## TASK TO CARRY OUT
Repeat the listing that follows, character for character, minus the pictures.

======== TASK DATA

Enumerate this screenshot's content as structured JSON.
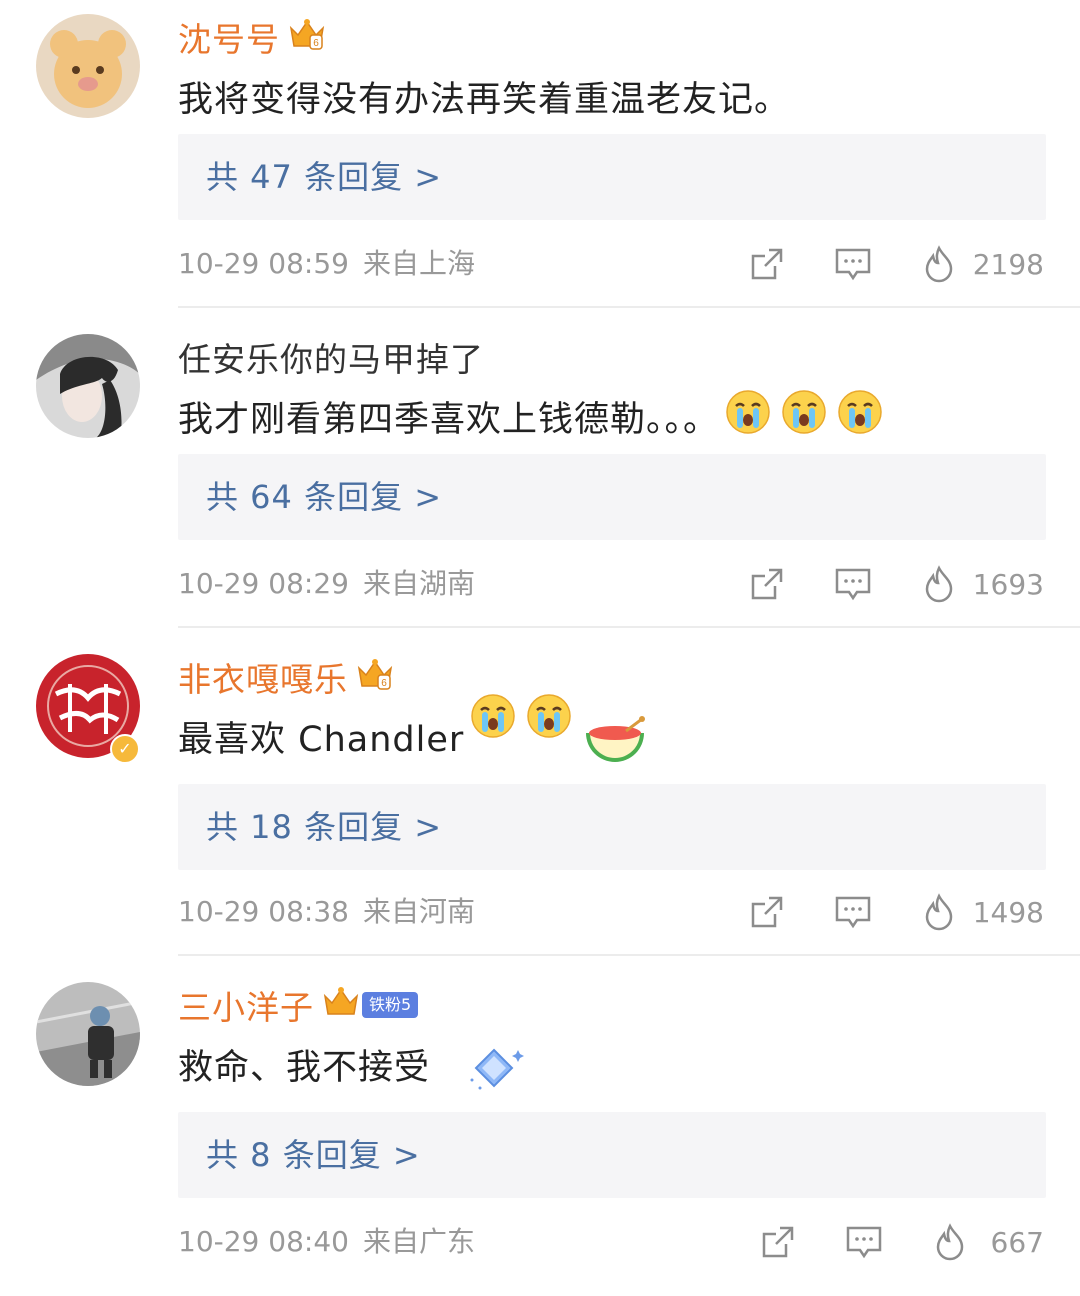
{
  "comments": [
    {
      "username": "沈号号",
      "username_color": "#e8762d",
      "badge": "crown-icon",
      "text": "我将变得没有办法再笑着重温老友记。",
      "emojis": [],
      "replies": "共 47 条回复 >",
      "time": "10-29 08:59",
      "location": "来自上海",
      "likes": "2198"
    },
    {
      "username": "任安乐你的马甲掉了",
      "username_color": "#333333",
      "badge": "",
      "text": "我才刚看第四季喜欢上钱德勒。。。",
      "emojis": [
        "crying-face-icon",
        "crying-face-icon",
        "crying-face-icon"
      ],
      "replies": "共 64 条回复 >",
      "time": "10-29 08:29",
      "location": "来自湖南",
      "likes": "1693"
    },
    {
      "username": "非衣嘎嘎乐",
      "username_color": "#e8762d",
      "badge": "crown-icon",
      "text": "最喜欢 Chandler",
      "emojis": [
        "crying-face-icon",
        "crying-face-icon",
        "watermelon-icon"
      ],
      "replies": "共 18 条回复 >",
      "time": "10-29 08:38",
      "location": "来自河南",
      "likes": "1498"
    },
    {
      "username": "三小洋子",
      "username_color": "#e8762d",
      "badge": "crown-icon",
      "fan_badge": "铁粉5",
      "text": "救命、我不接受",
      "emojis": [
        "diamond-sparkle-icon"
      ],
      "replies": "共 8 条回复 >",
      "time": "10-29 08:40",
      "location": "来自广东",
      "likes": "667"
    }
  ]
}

================

## PROBLEM SOLUTION
Enumerate this screenshot's content as structured JSON.
{
  "comments": [
    {
      "username": "沈号号",
      "username_color": "#e8762d",
      "badge": "crown-icon",
      "text": "我将变得没有办法再笑着重温老友记。",
      "emojis": [],
      "replies": "共 47 条回复 >",
      "time": "10-29 08:59",
      "location": "来自上海",
      "likes": "2198"
    },
    {
      "username": "任安乐你的马甲掉了",
      "username_color": "#333333",
      "badge": "",
      "text": "我才刚看第四季喜欢上钱德勒。。。",
      "emojis": [
        "crying-face-icon",
        "crying-face-icon",
        "crying-face-icon"
      ],
      "replies": "共 64 条回复 >",
      "time": "10-29 08:29",
      "location": "来自湖南",
      "likes": "1693"
    },
    {
      "username": "非衣嘎嘎乐",
      "username_color": "#e8762d",
      "badge": "crown-icon",
      "text": "最喜欢 Chandler",
      "emojis": [
        "crying-face-icon",
        "crying-face-icon",
        "watermelon-icon"
      ],
      "replies": "共 18 条回复 >",
      "time": "10-29 08:38",
      "location": "来自河南",
      "likes": "1498"
    },
    {
      "username": "三小洋子",
      "username_color": "#e8762d",
      "badge": "crown-icon",
      "fan_badge": "铁粉5",
      "text": "救命、我不接受",
      "emojis": [
        "diamond-sparkle-icon"
      ],
      "replies": "共 8 条回复 >",
      "time": "10-29 08:40",
      "location": "来自广东",
      "likes": "667"
    }
  ]
}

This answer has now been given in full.